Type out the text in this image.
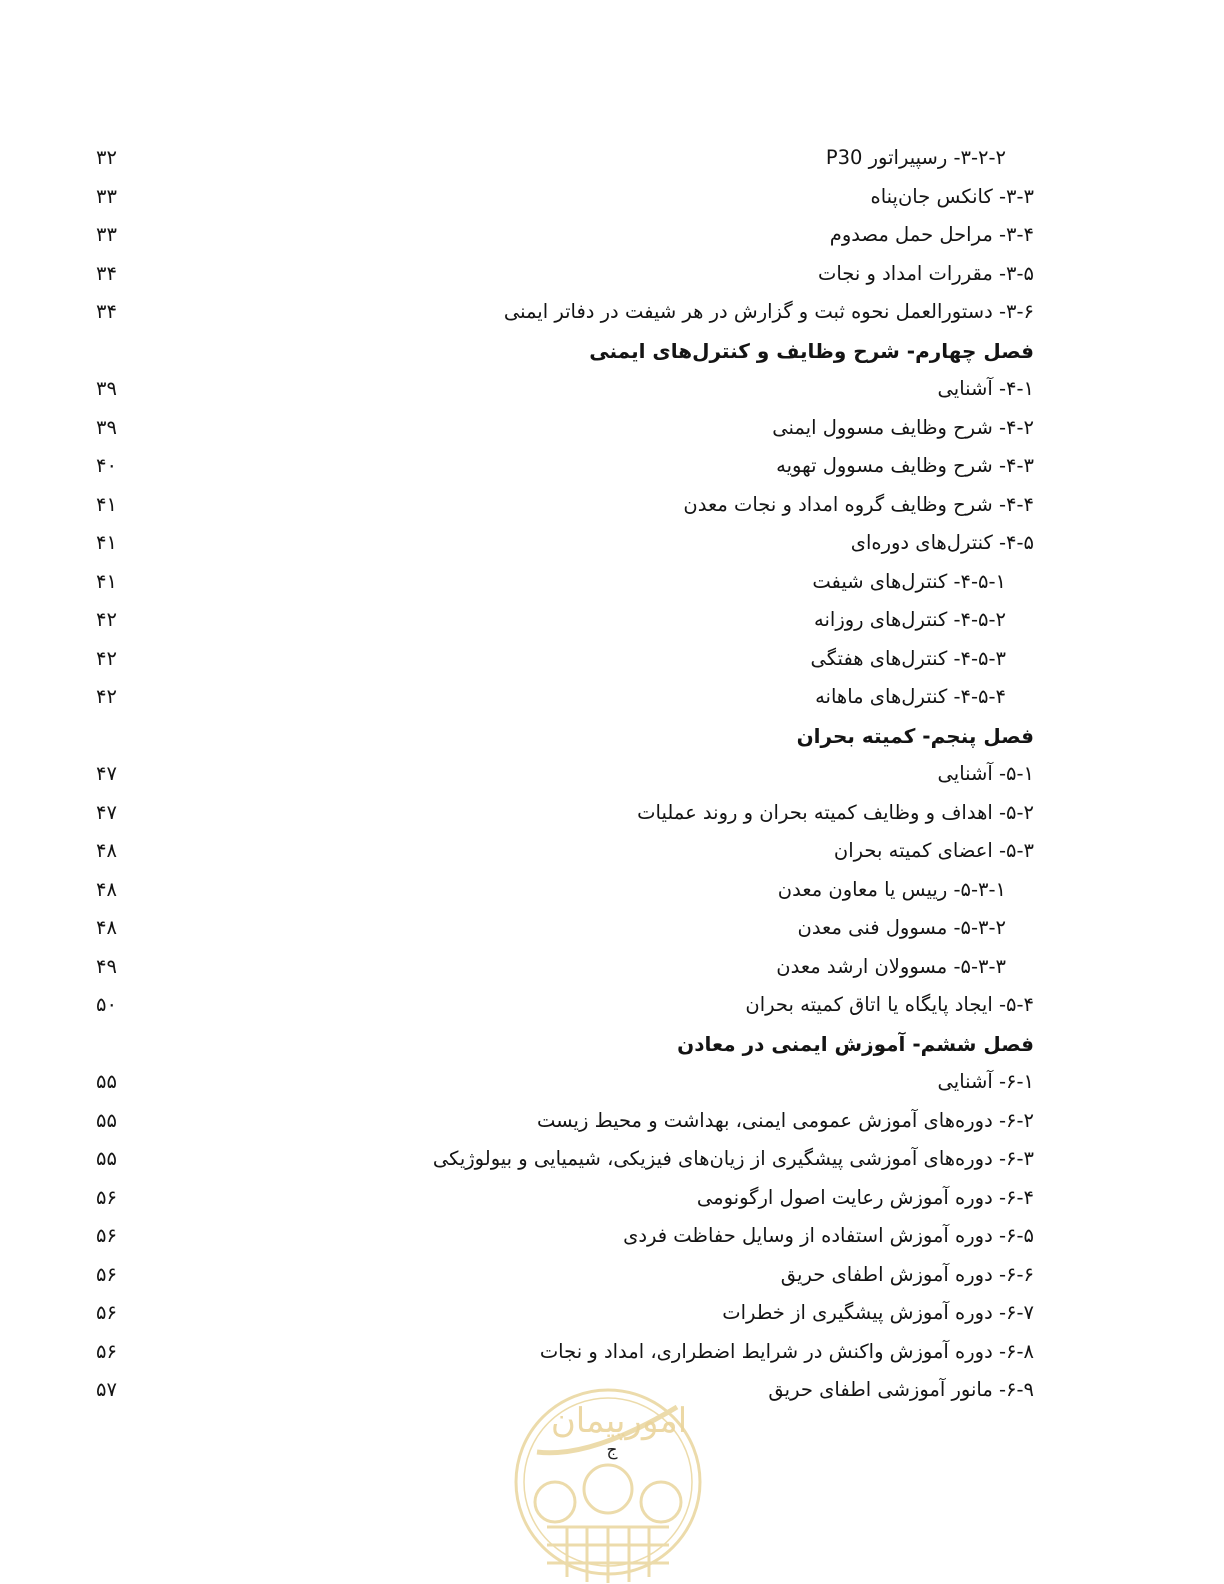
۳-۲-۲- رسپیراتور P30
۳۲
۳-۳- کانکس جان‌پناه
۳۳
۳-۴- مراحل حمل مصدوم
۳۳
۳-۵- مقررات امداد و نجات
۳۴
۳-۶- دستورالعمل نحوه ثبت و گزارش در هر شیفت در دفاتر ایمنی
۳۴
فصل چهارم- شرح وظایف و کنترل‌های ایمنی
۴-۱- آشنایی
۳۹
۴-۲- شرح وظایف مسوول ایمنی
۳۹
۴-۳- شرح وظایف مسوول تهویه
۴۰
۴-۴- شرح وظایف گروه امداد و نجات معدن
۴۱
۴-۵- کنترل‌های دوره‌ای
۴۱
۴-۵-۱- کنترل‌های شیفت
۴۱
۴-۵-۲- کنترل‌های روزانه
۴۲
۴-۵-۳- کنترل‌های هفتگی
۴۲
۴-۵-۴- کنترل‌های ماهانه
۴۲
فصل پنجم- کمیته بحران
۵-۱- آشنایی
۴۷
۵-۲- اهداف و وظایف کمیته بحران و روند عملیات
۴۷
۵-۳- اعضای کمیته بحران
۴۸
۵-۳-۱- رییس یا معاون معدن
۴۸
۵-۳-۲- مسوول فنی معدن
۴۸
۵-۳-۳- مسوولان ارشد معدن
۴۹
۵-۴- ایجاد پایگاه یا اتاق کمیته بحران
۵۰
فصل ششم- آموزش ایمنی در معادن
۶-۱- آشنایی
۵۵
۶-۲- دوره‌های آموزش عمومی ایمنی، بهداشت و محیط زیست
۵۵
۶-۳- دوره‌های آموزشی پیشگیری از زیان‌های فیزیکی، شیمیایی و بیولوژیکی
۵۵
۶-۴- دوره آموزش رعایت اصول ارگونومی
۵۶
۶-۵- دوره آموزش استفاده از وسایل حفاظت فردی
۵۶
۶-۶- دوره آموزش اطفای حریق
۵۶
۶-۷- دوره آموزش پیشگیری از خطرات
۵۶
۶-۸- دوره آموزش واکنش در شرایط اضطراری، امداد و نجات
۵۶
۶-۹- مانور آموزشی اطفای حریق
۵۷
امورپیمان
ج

________________________________________

*Aim of the task*: All the records need to be repeated exactly, with the images dropped.

*Task result*:
Type out the text in this image.
۳-۲-۲- رسپیراتور P30
۳۲
۳-۳- کانکس جان‌پناه
۳۳
۳-۴- مراحل حمل مصدوم
۳۳
۳-۵- مقررات امداد و نجات
۳۴
۳-۶- دستورالعمل نحوه ثبت و گزارش در هر شیفت در دفاتر ایمنی
۳۴
فصل چهارم- شرح وظایف و کنترل‌های ایمنی
۴-۱- آشنایی
۳۹
۴-۲- شرح وظایف مسوول ایمنی
۳۹
۴-۳- شرح وظایف مسوول تهویه
۴۰
۴-۴- شرح وظایف گروه امداد و نجات معدن
۴۱
۴-۵- کنترل‌های دوره‌ای
۴۱
۴-۵-۱- کنترل‌های شیفت
۴۱
۴-۵-۲- کنترل‌های روزانه
۴۲
۴-۵-۳- کنترل‌های هفتگی
۴۲
۴-۵-۴- کنترل‌های ماهانه
۴۲
فصل پنجم- کمیته بحران
۵-۱- آشنایی
۴۷
۵-۲- اهداف و وظایف کمیته بحران و روند عملیات
۴۷
۵-۳- اعضای کمیته بحران
۴۸
۵-۳-۱- رییس یا معاون معدن
۴۸
۵-۳-۲- مسوول فنی معدن
۴۸
۵-۳-۳- مسوولان ارشد معدن
۴۹
۵-۴- ایجاد پایگاه یا اتاق کمیته بحران
۵۰
فصل ششم- آموزش ایمنی در معادن
۶-۱- آشنایی
۵۵
۶-۲- دوره‌های آموزش عمومی ایمنی، بهداشت و محیط زیست
۵۵
۶-۳- دوره‌های آموزشی پیشگیری از زیان‌های فیزیکی، شیمیایی و بیولوژیکی
۵۵
۶-۴- دوره آموزش رعایت اصول ارگونومی
۵۶
۶-۵- دوره آموزش استفاده از وسایل حفاظت فردی
۵۶
۶-۶- دوره آموزش اطفای حریق
۵۶
۶-۷- دوره آموزش پیشگیری از خطرات
۵۶
۶-۸- دوره آموزش واکنش در شرایط اضطراری، امداد و نجات
۵۶
۶-۹- مانور آموزشی اطفای حریق
۵۷
امورپیمان
ج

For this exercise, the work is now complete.